◆ **Task to carry out**:
Give the listing again in full, exactly as written.

◆ **Provided material**:
◇ ◇ ◇ ◇

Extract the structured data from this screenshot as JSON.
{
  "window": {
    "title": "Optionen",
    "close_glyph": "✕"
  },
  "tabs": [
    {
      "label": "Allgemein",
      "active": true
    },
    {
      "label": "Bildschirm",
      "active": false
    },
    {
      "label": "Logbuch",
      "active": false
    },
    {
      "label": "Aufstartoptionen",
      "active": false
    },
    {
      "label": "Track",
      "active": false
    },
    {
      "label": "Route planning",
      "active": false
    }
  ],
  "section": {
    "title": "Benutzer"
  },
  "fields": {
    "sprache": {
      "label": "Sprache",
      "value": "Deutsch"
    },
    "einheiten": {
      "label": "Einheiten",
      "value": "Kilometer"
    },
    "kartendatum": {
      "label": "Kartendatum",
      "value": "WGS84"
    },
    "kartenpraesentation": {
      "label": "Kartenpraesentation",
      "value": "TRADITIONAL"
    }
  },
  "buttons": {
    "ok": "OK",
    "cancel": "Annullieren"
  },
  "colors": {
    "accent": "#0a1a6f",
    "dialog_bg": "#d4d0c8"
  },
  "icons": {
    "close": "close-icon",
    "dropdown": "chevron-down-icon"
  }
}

◇ ◇ ◇ ◇

◆ **Result of this task**:
Extract the structured data from this screenshot as JSON.
{
  "window": {
    "title": "Optionen",
    "close_glyph": "✕"
  },
  "tabs": [
    {
      "label": "Allgemein",
      "active": true
    },
    {
      "label": "Bildschirm",
      "active": false
    },
    {
      "label": "Logbuch",
      "active": false
    },
    {
      "label": "Aufstartoptionen",
      "active": false
    },
    {
      "label": "Track",
      "active": false
    },
    {
      "label": "Route planning",
      "active": false
    }
  ],
  "section": {
    "title": "Benutzer"
  },
  "fields": {
    "sprache": {
      "label": "Sprache",
      "value": "Deutsch"
    },
    "einheiten": {
      "label": "Einheiten",
      "value": "Kilometer"
    },
    "kartendatum": {
      "label": "Kartendatum",
      "value": "WGS84"
    },
    "kartenpraesentation": {
      "label": "Kartenpraesentation",
      "value": "TRADITIONAL"
    }
  },
  "buttons": {
    "ok": "OK",
    "cancel": "Annullieren"
  },
  "colors": {
    "accent": "#0a1a6f",
    "dialog_bg": "#d4d0c8"
  },
  "icons": {
    "close": "close-icon",
    "dropdown": "chevron-down-icon"
  }
}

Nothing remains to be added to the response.